### PROBLEM TO SOLVE
Rewrite every line of the entries below as a JSON list of strings, one string per line, and leave out blank lines.

Stored dataset items

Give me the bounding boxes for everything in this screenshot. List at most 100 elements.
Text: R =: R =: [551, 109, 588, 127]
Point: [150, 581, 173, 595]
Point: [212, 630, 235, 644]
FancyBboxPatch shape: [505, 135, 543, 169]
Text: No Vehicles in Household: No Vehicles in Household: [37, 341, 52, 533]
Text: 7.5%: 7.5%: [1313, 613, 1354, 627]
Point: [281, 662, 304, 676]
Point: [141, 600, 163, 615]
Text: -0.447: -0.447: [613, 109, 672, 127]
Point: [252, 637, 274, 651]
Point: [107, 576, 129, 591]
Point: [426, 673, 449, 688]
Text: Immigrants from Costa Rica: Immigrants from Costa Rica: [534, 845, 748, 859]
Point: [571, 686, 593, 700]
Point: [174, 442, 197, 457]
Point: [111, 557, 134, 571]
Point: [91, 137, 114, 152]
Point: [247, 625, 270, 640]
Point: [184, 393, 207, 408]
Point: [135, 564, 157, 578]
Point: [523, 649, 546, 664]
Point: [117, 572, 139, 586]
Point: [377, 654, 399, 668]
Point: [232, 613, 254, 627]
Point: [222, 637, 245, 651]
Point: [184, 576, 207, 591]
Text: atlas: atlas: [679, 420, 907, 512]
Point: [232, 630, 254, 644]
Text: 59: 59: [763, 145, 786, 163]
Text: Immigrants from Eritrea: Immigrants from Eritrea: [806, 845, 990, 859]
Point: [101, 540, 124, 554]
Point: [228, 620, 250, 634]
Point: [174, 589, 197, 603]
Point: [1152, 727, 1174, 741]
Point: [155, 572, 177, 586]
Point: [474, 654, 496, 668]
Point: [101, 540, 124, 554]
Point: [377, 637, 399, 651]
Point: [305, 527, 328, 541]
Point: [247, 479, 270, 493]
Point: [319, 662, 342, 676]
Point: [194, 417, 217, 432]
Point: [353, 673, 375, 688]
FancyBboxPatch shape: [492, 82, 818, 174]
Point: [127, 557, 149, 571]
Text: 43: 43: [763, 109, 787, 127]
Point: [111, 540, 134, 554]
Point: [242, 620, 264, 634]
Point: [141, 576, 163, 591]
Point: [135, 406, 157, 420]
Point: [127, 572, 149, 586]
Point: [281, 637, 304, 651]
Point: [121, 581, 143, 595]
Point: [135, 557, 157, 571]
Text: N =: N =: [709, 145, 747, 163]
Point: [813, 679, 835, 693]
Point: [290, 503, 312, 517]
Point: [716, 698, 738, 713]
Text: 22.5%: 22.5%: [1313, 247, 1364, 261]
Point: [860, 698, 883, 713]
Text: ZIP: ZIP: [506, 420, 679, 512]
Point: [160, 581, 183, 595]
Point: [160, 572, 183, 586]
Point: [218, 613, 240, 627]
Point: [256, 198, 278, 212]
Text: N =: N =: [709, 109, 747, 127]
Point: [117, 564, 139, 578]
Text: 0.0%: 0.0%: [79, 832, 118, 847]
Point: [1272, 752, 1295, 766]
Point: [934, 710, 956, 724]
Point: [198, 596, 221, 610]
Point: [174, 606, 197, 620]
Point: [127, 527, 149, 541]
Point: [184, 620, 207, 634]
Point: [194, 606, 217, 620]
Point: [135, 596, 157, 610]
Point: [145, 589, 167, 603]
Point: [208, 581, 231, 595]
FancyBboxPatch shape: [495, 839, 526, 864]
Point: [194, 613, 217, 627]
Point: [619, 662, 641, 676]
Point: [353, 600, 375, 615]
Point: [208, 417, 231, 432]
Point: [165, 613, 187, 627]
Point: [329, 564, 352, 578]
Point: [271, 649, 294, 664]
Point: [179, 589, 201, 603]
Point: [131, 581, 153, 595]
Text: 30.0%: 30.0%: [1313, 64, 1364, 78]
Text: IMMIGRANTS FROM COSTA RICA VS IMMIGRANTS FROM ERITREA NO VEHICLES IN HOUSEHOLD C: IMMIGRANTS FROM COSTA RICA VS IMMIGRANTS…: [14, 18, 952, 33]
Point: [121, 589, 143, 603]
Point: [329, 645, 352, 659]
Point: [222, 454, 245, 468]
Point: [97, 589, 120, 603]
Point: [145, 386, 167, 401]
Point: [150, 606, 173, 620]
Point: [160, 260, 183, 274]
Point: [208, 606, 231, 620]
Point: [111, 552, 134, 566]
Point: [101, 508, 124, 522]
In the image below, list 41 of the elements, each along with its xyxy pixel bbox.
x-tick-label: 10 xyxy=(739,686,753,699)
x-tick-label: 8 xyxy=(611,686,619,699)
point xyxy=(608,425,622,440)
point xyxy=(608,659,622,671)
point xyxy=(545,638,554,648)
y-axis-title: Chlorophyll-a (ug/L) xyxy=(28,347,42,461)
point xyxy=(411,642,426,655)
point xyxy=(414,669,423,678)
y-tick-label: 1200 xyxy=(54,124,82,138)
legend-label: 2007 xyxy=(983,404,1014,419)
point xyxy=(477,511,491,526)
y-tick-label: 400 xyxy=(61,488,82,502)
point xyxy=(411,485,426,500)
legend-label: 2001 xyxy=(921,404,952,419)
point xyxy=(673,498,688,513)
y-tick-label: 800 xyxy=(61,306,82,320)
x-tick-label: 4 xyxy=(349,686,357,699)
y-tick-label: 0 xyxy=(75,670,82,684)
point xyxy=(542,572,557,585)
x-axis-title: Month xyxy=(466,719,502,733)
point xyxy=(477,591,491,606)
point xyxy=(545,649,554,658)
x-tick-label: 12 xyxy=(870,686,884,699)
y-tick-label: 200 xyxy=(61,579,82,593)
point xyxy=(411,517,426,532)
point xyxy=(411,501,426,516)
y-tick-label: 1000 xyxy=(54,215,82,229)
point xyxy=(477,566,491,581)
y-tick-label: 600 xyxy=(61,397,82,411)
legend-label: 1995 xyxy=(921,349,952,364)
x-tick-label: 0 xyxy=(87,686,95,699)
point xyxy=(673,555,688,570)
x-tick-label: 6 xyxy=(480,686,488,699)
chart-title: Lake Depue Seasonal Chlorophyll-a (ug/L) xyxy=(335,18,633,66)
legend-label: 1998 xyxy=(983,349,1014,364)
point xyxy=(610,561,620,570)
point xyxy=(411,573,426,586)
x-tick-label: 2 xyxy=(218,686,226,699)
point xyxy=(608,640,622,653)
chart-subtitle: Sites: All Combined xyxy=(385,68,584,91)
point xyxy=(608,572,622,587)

### RESULT OF THIS TASK
[
  "Give me the bounding boxes for everything in this screenshot. List at most 100 elements.",
  "Text: R =: R =: [551, 109, 588, 127]",
  "Point: [150, 581, 173, 595]",
  "Point: [212, 630, 235, 644]",
  "FancyBboxPatch shape: [505, 135, 543, 169]",
  "Text: No Vehicles in Household: No Vehicles in Household: [37, 341, 52, 533]",
  "Text: 7.5%: 7.5%: [1313, 613, 1354, 627]",
  "Point: [281, 662, 304, 676]",
  "Point: [141, 600, 163, 615]",
  "Text: -0.447: -0.447: [613, 109, 672, 127]",
  "Point: [252, 637, 274, 651]",
  "Point: [107, 576, 129, 591]",
  "Point: [426, 673, 449, 688]",
  "Text: Immigrants from Costa Rica: Immigrants from Costa Rica: [534, 845, 748, 859]",
  "Point: [571, 686, 593, 700]",
  "Point: [174, 442, 197, 457]",
  "Point: [111, 557, 134, 571]",
  "Point: [91, 137, 114, 152]",
  "Point: [247, 625, 270, 640]",
  "Point: [184, 393, 207, 408]",
  "Point: [135, 564, 157, 578]",
  "Point: [523, 649, 546, 664]",
  "Point: [117, 572, 139, 586]",
  "Point: [377, 654, 399, 668]",
  "Point: [232, 613, 254, 627]",
  "Point: [222, 637, 245, 651]",
  "Point: [184, 576, 207, 591]",
  "Text: atlas: atlas: [679, 420, 907, 512]",
  "Point: [232, 630, 254, 644]",
  "Text: 59: 59: [763, 145, 786, 163]",
  "Text: Immigrants from Eritrea: Immigrants from Eritrea: [806, 845, 990, 859]",
  "Point: [101, 540, 124, 554]",
  "Point: [228, 620, 250, 634]",
  "Point: [174, 589, 197, 603]",
  "Point: [1152, 727, 1174, 741]",
  "Point: [155, 572, 177, 586]",
  "Point: [474, 654, 496, 668]",
  "Point: [101, 540, 124, 554]",
  "Point: [377, 637, 399, 651]",
  "Point: [305, 527, 328, 541]",
  "Point: [247, 479, 270, 493]",
  "Point: [319, 662, 342, 676]",
  "Point: [194, 417, 217, 432]",
  "Point: [353, 673, 375, 688]",
  "FancyBboxPatch shape: [492, 82, 818, 174]",
  "Point: [127, 557, 149, 571]",
  "Text: 43: 43: [763, 109, 787, 127]",
  "Point: [111, 540, 134, 554]",
  "Point: [242, 620, 264, 634]",
  "Point: [141, 576, 163, 591]",
  "Point: [135, 406, 157, 420]",
  "Point: [127, 572, 149, 586]",
  "Point: [281, 637, 304, 651]",
  "Point: [121, 581, 143, 595]",
  "Point: [135, 557, 157, 571]",
  "Text: N =: N =: [709, 145, 747, 163]",
  "Point: [813, 679, 835, 693]",
  "Point: [290, 503, 312, 517]",
  "Point: [716, 698, 738, 713]",
  "Text: 22.5%: 22.5%: [1313, 247, 1364, 261]",
  "Point: [860, 698, 883, 713]",
  "Text: ZIP: ZIP: [506, 420, 679, 512]",
  "Point: [160, 581, 183, 595]",
  "Point: [160, 572, 183, 586]",
  "Point: [218, 613, 240, 627]",
  "Point: [256, 198, 278, 212]",
  "Text: N =: N =: [709, 109, 747, 127]",
  "Point: [117, 564, 139, 578]",
  "Text: 0.0%: 0.0%: [79, 832, 118, 847]",
  "Point: [1272, 752, 1295, 766]",
  "Point: [934, 710, 956, 724]",
  "Point: [198, 596, 221, 610]",
  "Point: [174, 606, 197, 620]",
  "Point: [127, 527, 149, 541]",
  "Point: [184, 620, 207, 634]",
  "Point: [194, 606, 217, 620]",
  "Point: [135, 596, 157, 610]",
  "Point: [145, 589, 167, 603]",
  "Point: [208, 581, 231, 595]",
  "FancyBboxPatch shape: [495, 839, 526, 864]",
  "Point: [194, 613, 217, 627]",
  "Point: [619, 662, 641, 676]",
  "Point: [353, 600, 375, 615]",
  "Point: [208, 417, 231, 432]",
  "Point: [165, 613, 187, 627]",
  "Point: [329, 564, 352, 578]",
  "Point: [271, 649, 294, 664]",
  "Point: [179, 589, 201, 603]",
  "Point: [131, 581, 153, 595]",
  "Text: 30.0%: 30.0%: [1313, 64, 1364, 78]",
  "Text: IMMIGRANTS FROM COSTA RICA VS IMMIGRANTS FROM ERITREA NO VEHICLES IN HOUSEHOLD C: IMMIGRANTS FROM COSTA RICA VS IMMIGRANTS…: [14, 18, 952, 33]",
  "Point: [121, 589, 143, 603]",
  "Point: [329, 645, 352, 659]",
  "Point: [222, 454, 245, 468]",
  "Point: [97, 589, 120, 603]",
  "Point: [145, 386, 167, 401]",
  "Point: [150, 606, 173, 620]",
  "Point: [160, 260, 183, 274]",
  "Point: [208, 606, 231, 620]",
  "Point: [111, 552, 134, 566]",
  "Point: [101, 508, 124, 522]",
  "In the image below, list 41 of the elements, each along with its xyxy pixel bbox.",
  "x-tick-label: 10 xyxy=(739,686,753,699)",
  "x-tick-label: 8 xyxy=(611,686,619,699)",
  "point xyxy=(608,425,622,440)",
  "point xyxy=(608,659,622,671)",
  "point xyxy=(545,638,554,648)",
  "y-axis-title: Chlorophyll-a (ug/L) xyxy=(28,347,42,461)",
  "point xyxy=(411,642,426,655)",
  "point xyxy=(414,669,423,678)",
  "y-tick-label: 1200 xyxy=(54,124,82,138)",
  "legend-label: 2007 xyxy=(983,404,1014,419)",
  "point xyxy=(477,511,491,526)",
  "y-tick-label: 400 xyxy=(61,488,82,502)",
  "point xyxy=(411,485,426,500)",
  "legend-label: 2001 xyxy=(921,404,952,419)",
  "point xyxy=(673,498,688,513)",
  "y-tick-label: 800 xyxy=(61,306,82,320)",
  "x-tick-label: 4 xyxy=(349,686,357,699)",
  "y-tick-label: 0 xyxy=(75,670,82,684)",
  "point xyxy=(542,572,557,585)",
  "x-axis-title: Month xyxy=(466,719,502,733)",
  "point xyxy=(477,591,491,606)",
  "point xyxy=(545,649,554,658)",
  "x-tick-label: 12 xyxy=(870,686,884,699)",
  "y-tick-label: 200 xyxy=(61,579,82,593)",
  "point xyxy=(411,517,426,532)",
  "point xyxy=(411,501,426,516)",
  "y-tick-label: 1000 xyxy=(54,215,82,229)",
  "point xyxy=(477,566,491,581)",
  "y-tick-label: 600 xyxy=(61,397,82,411)",
  "legend-label: 1995 xyxy=(921,349,952,364)",
  "x-tick-label: 0 xyxy=(87,686,95,699)",
  "point xyxy=(673,555,688,570)",
  "x-tick-label: 6 xyxy=(480,686,488,699)",
  "chart-title: Lake Depue Seasonal Chlorophyll-a (ug/L) xyxy=(335,18,633,66)",
  "legend-label: 1998 xyxy=(983,349,1014,364)",
  "point xyxy=(610,561,620,570)",
  "point xyxy=(411,573,426,586)",
  "x-tick-label: 2 xyxy=(218,686,226,699)",
  "point xyxy=(608,640,622,653)",
  "chart-subtitle: Sites: All Combined xyxy=(385,68,584,91)",
  "point xyxy=(608,572,622,587)"
]